Bacaan:

□ □ □ □ □ □ □

Judul Buku : Myself: Scumbag Beyond Life and Death
Penulis : Kimung
Penyunting : Yusandi
Penerbit : Minor Books
Tahun Terbit : 2007
Jumlah halaman : 368
Ukuran Buku : 14 x 21 cm
Resensi oleh Dwi Rahmanto
Pada 19 April 1978 telah lahir anak laki-laki bernama Ivan Firmansyah dari pasangan Aam Rusyana Suhandi dan Dedeh Herawati. Ivan Firmansyah bukanlah sembarang nama. ‘Ivan’ mengandung makna spiritual, mistik, kepercayaan pada roh, sedangkan ‘Firmansyah’ bermakna pembawa wahyu dan berasal dari istilah islami. Ia lahir di Ujungberung, sebuah kota kecamatan di Bandung bagian paling timur. Daerah ini berada pada ketinggian 668 m di atas permukaan laut, berbatasan dengan Kecamatan Cibiru di sisi timur, Kecamatan Arcamanik di sisi barat dan selatan, serta Kecamatan Cilengkrang di sisi utara. Sejak dulu, Ujungberung terkenal dengan seni tradisionalnya, terutama seni bela diri benjang, pencak silat, angklung, bengberokan, dan kacapi suling. Selain itu kota ini terkenal dengan pemandangan indah dan banyaknya pesantren.
Sebagai seorang bocah, Ivan menikmati masa kecilnya dengan sangat lurus, seperti belajar secara formal, mengaji, tamasya rutin bersama keluarga yang harmonis. Di tingkat SD, semua pejaran agama telah masuk ke dalam kesehariannya. Bisa dikata, Ivan cukup pintar karena selalu masuk 10 besar dari 30-an murid. Sewaktu SMP, ia mulai tertarik dengan kesenian. Musik heavy metal era 90-an seperti Metallica telah menjadi lagu sehari-hari. Ia pun menemukan Sepultura yang menginspirasinya melalui musik mereka yang lantang dan garang.
Tidak muncul dengan sendirinya, darah musik telah mengalir dari ayah dan pamannya yang pernah mempunyai band. Seolah mendapat warisan, masa remaja Ivan telah dipenuhi dengan dunia band dan gaya hidup di sekitarnya. Ketika duduk di bangku SMP ia mulai mengenal banyak hal. Di masa itulah ia mengenal Bebi (pemain drum), alkohol, dan beragam musik dari Sepultura serta aliran Grindcore seperti Morbid Angel, Terrorizer, Carcass, dan yang lain. Di masa ini ia juga membuat sebuah perkumpulan bernama CGFB (Corpse Grinder Foundation Bandung). Perkumpulan ini terdiri dari anak-anak metal dari SMP 12, 2, dan 5.

□ □ □ □ □ □ □

Daftar Elemen Beranotasi:
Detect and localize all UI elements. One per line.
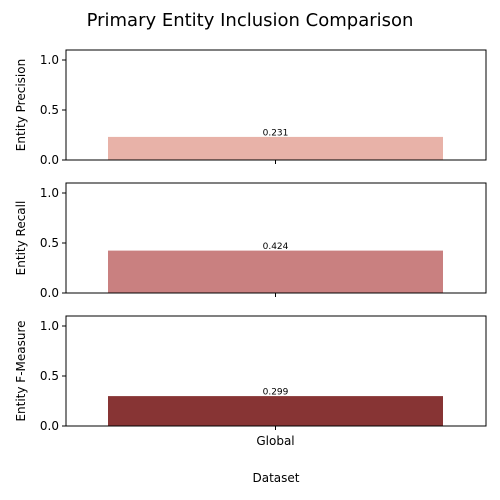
y-axis-label-3: Entity F-Measure (14, 320, 28, 421)
bar-1 (108, 136, 443, 160)
y-axis-label-1: Entity Precision (14, 59, 28, 151)
x-tick-label-1: Global (256, 434, 294, 448)
data-label-3: 0.299 (263, 388, 289, 398)
bar-2 (108, 250, 443, 293)
chart-title: Primary Entity Inclusion Comparison (87, 10, 414, 31)
data-label-1: 0.231 (263, 128, 289, 138)
bar-3 (108, 396, 443, 426)
y-tick-label-2-2: 0.5 (40, 236, 59, 250)
y-tick-label-1-2: 0.5 (40, 103, 59, 117)
y-tick-label-2-1: 0.0 (40, 286, 59, 300)
panels: 0.231 0.0 0.5 1.0 Entity Precision 0.424 0.0 0.… (14, 49, 487, 448)
y-tick-label-3-1: 0.0 (40, 419, 59, 433)
y-tick-label-1-3: 1.0 (40, 53, 59, 67)
y-tick-label-1-1: 0.0 (40, 153, 59, 167)
y-axis-label-2: Entity Recall (14, 201, 28, 276)
y-tick-label-2-3: 1.0 (40, 186, 59, 200)
y-tick-label-3-3: 1.0 (40, 319, 59, 333)
x-axis-label: Dataset (253, 471, 300, 485)
data-label-2: 0.424 (263, 242, 289, 252)
y-tick-label-3-2: 0.5 (40, 369, 59, 383)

□ □ □ □ □ □ □

Tugas:
Teruskan resensi tentang kisah hidup Ivan Firmansyah, mulai tepat setelah kalimat terakhirnya.

Hasil Latihan:
Ivan memang terlahir dari keluarga yang sangat terbuka, terutama soal pilihan masa muda seperti apa yang akan dihidupi. Salah satu faktor keterbukaan ini adalah karena Ivan tidak terlalu dekat dengan orang tuanya. Selama masa akhir di SMP, ia tinggal bersama Uwak-nya (istilah Medan untuk menyebut orang yang lebih tua) di Kampung Sarijadi, sejak keluarganya pindah ke Kampung Rancaekek.
Keterbukaan ini membuat Ivan memilih mewarnai kehidupan remajanya dengan gaya hidup ala anak band. Tetapi, Ivan memiliki dimensi keyakinan relijius yang kuat layaknya pondasi jiwa, mengingat ia sangat akrab dengan pelajaran agama ketika masih SD. Oleh sebab itu, di tengah dinamikanya sebagai anak band yang tidak asing dengan alkohol, ia tetap menjalin interaksi akrab dengan teman-teman sebaya yang agamis.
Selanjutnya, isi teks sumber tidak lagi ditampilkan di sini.